DATASET RECORDS Block Start

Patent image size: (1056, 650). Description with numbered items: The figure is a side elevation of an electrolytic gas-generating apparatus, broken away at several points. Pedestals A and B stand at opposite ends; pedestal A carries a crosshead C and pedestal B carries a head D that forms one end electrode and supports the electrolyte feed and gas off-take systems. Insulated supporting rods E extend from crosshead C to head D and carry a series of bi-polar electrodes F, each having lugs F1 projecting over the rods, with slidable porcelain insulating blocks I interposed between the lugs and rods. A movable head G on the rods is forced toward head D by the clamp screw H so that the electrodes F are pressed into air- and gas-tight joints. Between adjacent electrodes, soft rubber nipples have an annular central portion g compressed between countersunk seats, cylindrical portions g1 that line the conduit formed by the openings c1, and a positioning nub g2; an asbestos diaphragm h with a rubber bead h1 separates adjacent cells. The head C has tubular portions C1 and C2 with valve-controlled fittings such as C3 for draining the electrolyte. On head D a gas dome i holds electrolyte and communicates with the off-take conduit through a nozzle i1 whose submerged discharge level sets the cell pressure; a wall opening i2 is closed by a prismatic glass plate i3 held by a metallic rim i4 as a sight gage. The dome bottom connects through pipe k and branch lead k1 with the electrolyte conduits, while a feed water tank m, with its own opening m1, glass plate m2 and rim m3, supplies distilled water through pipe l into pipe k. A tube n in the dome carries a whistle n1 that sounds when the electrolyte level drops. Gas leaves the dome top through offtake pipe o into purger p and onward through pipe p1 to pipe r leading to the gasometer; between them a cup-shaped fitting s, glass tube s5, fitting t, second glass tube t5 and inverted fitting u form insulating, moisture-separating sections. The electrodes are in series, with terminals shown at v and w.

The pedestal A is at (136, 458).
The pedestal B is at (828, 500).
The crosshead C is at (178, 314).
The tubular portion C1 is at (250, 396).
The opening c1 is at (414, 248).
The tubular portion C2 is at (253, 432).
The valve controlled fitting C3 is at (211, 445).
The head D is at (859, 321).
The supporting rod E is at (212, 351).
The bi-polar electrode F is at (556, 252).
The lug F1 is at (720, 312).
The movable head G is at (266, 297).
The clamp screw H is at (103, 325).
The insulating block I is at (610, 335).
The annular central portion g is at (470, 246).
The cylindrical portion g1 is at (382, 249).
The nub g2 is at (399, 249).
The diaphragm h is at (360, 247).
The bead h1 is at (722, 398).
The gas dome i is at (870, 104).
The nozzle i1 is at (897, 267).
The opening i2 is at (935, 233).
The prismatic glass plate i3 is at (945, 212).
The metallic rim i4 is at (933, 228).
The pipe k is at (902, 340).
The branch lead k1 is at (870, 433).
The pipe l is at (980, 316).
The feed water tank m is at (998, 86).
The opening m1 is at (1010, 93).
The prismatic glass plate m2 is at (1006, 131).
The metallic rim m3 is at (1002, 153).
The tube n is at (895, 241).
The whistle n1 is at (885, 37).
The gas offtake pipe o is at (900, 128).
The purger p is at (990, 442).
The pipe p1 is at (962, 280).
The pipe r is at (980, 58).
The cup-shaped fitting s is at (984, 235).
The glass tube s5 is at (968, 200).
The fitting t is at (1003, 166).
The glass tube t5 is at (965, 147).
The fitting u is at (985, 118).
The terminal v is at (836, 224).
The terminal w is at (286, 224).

DATASET RECORDS Block End

(WHAT YOU NEED TO DO)
Give all the lines above again, exactly.

(OUTPUT OF THE TASK)
Patent image size: (1056, 650). Description with numbered items: The figure is a side elevation of an electrolytic gas-generating apparatus, broken away at several points. Pedestals A and B stand at opposite ends; pedestal A carries a crosshead C and pedestal B carries a head D that forms one end electrode and supports the electrolyte feed and gas off-take systems. Insulated supporting rods E extend from crosshead C to head D and carry a series of bi-polar electrodes F, each having lugs F1 projecting over the rods, with slidable porcelain insulating blocks I interposed between the lugs and rods. A movable head G on the rods is forced toward head D by the clamp screw H so that the electrodes F are pressed into air- and gas-tight joints. Between adjacent electrodes, soft rubber nipples have an annular central portion g compressed between countersunk seats, cylindrical portions g1 that line the conduit formed by the openings c1, and a positioning nub g2; an asbestos diaphragm h with a rubber bead h1 separates adjacent cells. The head C has tubular portions C1 and C2 with valve-controlled fittings such as C3 for draining the electrolyte. On head D a gas dome i holds electrolyte and communicates with the off-take conduit through a nozzle i1 whose submerged discharge level sets the cell pressure; a wall opening i2 is closed by a prismatic glass plate i3 held by a metallic rim i4 as a sight gage. The dome bottom connects through pipe k and branch lead k1 with the electrolyte conduits, while a feed water tank m, with its own opening m1, glass plate m2 and rim m3, supplies distilled water through pipe l into pipe k. A tube n in the dome carries a whistle n1 that sounds when the electrolyte level drops. Gas leaves the dome top through offtake pipe o into purger p and onward through pipe p1 to pipe r leading to the gasometer; between them a cup-shaped fitting s, glass tube s5, fitting t, second glass tube t5 and inverted fitting u form insulating, moisture-separating sections. The electrodes are in series, with terminals shown at v and w.

The pedestal A is at (136, 458).
The pedestal B is at (828, 500).
The crosshead C is at (178, 314).
The tubular portion C1 is at (250, 396).
The opening c1 is at (414, 248).
The tubular portion C2 is at (253, 432).
The valve controlled fitting C3 is at (211, 445).
The head D is at (859, 321).
The supporting rod E is at (212, 351).
The bi-polar electrode F is at (556, 252).
The lug F1 is at (720, 312).
The movable head G is at (266, 297).
The clamp screw H is at (103, 325).
The insulating block I is at (610, 335).
The annular central portion g is at (470, 246).
The cylindrical portion g1 is at (382, 249).
The nub g2 is at (399, 249).
The diaphragm h is at (360, 247).
The bead h1 is at (722, 398).
The gas dome i is at (870, 104).
The nozzle i1 is at (897, 267).
The opening i2 is at (935, 233).
The prismatic glass plate i3 is at (945, 212).
The metallic rim i4 is at (933, 228).
The pipe k is at (902, 340).
The branch lead k1 is at (870, 433).
The pipe l is at (980, 316).
The feed water tank m is at (998, 86).
The opening m1 is at (1010, 93).
The prismatic glass plate m2 is at (1006, 131).
The metallic rim m3 is at (1002, 153).
The tube n is at (895, 241).
The whistle n1 is at (885, 37).
The gas offtake pipe o is at (900, 128).
The purger p is at (990, 442).
The pipe p1 is at (962, 280).
The pipe r is at (980, 58).
The cup-shaped fitting s is at (984, 235).
The glass tube s5 is at (968, 200).
The fitting t is at (1003, 166).
The glass tube t5 is at (965, 147).
The fitting u is at (985, 118).
The terminal v is at (836, 224).
The terminal w is at (286, 224).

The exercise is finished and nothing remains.